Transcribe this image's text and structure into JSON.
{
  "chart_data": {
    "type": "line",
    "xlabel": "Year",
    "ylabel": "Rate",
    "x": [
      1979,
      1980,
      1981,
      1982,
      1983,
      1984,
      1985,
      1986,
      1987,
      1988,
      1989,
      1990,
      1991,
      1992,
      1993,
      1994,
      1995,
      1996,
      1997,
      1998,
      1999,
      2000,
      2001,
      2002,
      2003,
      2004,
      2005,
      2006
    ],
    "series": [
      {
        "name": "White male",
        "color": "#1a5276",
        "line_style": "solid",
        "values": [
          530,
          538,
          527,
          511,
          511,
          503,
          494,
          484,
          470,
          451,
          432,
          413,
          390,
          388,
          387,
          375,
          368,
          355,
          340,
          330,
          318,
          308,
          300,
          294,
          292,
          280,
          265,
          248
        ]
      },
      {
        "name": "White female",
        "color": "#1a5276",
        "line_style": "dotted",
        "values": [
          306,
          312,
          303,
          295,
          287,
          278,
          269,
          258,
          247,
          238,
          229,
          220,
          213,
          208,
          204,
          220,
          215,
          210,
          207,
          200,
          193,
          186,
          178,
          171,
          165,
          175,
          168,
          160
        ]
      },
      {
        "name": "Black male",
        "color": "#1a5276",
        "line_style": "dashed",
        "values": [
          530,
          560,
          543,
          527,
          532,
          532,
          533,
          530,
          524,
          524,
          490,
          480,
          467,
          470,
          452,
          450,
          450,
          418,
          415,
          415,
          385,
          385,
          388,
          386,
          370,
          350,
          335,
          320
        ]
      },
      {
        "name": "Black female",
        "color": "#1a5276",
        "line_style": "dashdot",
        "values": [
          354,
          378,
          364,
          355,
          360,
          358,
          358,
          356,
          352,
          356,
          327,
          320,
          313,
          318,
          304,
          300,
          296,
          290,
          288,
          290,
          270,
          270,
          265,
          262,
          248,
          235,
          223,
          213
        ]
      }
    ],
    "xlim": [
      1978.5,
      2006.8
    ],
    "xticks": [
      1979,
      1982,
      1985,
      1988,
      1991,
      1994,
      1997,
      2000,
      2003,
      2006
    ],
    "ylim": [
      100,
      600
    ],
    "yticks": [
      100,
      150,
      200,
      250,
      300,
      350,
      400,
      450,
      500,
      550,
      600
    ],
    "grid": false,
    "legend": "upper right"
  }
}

_ _ _ _ _ _ _

## GIVEN TASK
Report each line of the material above where the word "name" appears.

## ANSWER TO THE PROBLEM
        "name": "White male",
        "name": "White female",
        "name": "Black male",
        "name": "Black female",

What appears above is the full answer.